┌──

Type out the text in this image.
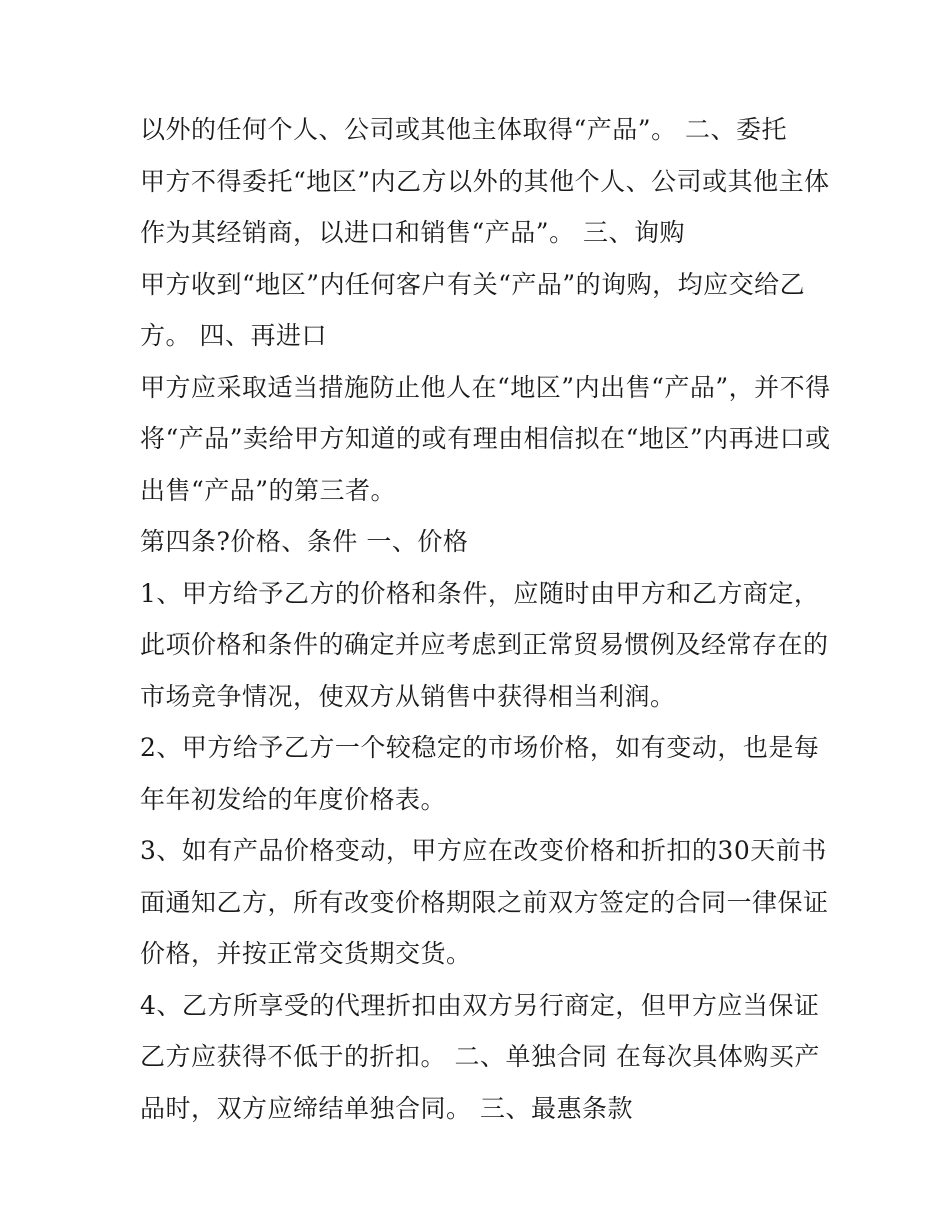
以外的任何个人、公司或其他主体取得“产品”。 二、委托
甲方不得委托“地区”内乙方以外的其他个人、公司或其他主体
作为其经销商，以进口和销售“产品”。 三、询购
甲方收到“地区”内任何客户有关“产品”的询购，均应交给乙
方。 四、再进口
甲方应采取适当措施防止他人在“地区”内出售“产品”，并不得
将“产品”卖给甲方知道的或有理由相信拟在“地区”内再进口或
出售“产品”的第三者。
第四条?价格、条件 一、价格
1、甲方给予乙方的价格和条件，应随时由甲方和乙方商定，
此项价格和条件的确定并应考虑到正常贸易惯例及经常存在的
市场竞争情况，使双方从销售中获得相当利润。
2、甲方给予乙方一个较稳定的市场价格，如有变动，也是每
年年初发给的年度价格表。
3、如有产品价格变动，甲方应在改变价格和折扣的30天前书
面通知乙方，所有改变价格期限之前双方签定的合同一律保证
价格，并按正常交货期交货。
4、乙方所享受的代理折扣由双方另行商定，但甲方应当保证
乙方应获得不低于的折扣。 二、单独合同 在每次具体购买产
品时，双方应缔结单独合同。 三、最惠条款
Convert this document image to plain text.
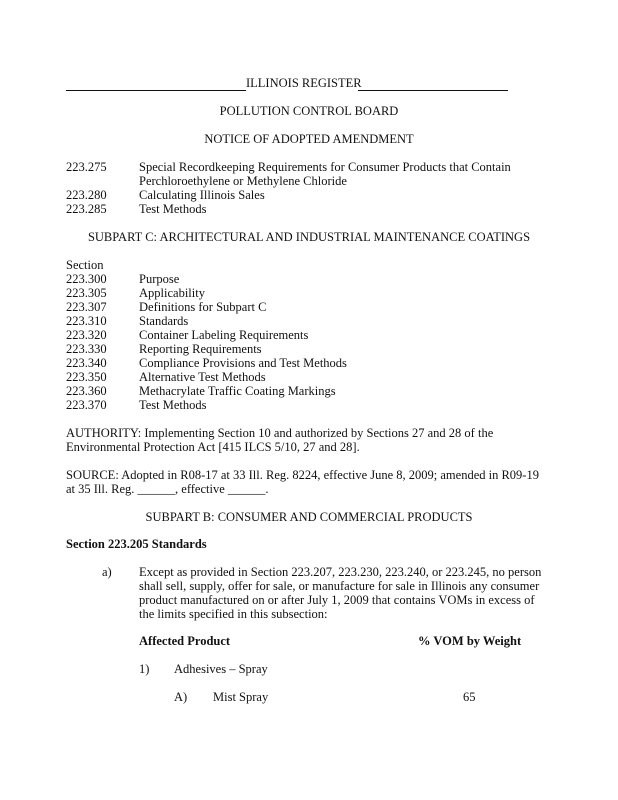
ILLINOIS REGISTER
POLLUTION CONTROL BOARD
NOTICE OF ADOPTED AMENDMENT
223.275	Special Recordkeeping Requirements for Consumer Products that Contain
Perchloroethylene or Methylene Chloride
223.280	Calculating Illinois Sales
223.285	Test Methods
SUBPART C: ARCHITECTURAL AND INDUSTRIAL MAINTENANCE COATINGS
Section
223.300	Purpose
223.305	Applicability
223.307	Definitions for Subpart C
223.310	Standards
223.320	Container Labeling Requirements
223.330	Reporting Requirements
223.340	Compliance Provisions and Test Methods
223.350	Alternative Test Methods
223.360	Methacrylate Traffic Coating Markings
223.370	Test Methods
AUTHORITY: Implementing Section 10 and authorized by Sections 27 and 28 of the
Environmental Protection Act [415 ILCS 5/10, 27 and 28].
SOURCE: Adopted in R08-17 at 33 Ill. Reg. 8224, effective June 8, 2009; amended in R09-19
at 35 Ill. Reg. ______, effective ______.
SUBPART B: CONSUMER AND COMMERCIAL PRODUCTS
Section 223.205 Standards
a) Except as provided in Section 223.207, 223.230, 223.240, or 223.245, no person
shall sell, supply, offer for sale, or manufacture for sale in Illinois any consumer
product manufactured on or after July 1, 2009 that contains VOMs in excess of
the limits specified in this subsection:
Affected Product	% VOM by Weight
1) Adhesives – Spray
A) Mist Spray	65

└──

WRITTEN INSTRUCTION: The lines to be extracted begin at the line containing "Convert this document image to plain text." and continue through the final line of the material above, both ends included. Reproduce them exactly, without the pictures.

SOLUTION TO THIS EXERCISE:
Convert this document image to plain text.
ILLINOIS REGISTER
POLLUTION CONTROL BOARD
NOTICE OF ADOPTED AMENDMENT
223.275	Special Recordkeeping Requirements for Consumer Products that Contain
Perchloroethylene or Methylene Chloride
223.280	Calculating Illinois Sales
223.285	Test Methods
SUBPART C: ARCHITECTURAL AND INDUSTRIAL MAINTENANCE COATINGS
Section
223.300	Purpose
223.305	Applicability
223.307	Definitions for Subpart C
223.310	Standards
223.320	Container Labeling Requirements
223.330	Reporting Requirements
223.340	Compliance Provisions and Test Methods
223.350	Alternative Test Methods
223.360	Methacrylate Traffic Coating Markings
223.370	Test Methods
AUTHORITY: Implementing Section 10 and authorized by Sections 27 and 28 of the
Environmental Protection Act [415 ILCS 5/10, 27 and 28].
SOURCE: Adopted in R08-17 at 33 Ill. Reg. 8224, effective June 8, 2009; amended in R09-19
at 35 Ill. Reg. ______, effective ______.
SUBPART B: CONSUMER AND COMMERCIAL PRODUCTS
Section 223.205 Standards
a) Except as provided in Section 223.207, 223.230, 223.240, or 223.245, no person
shall sell, supply, offer for sale, or manufacture for sale in Illinois any consumer
product manufactured on or after July 1, 2009 that contains VOMs in excess of
the limits specified in this subsection:
Affected Product	% VOM by Weight
1) Adhesives – Spray
A) Mist Spray	65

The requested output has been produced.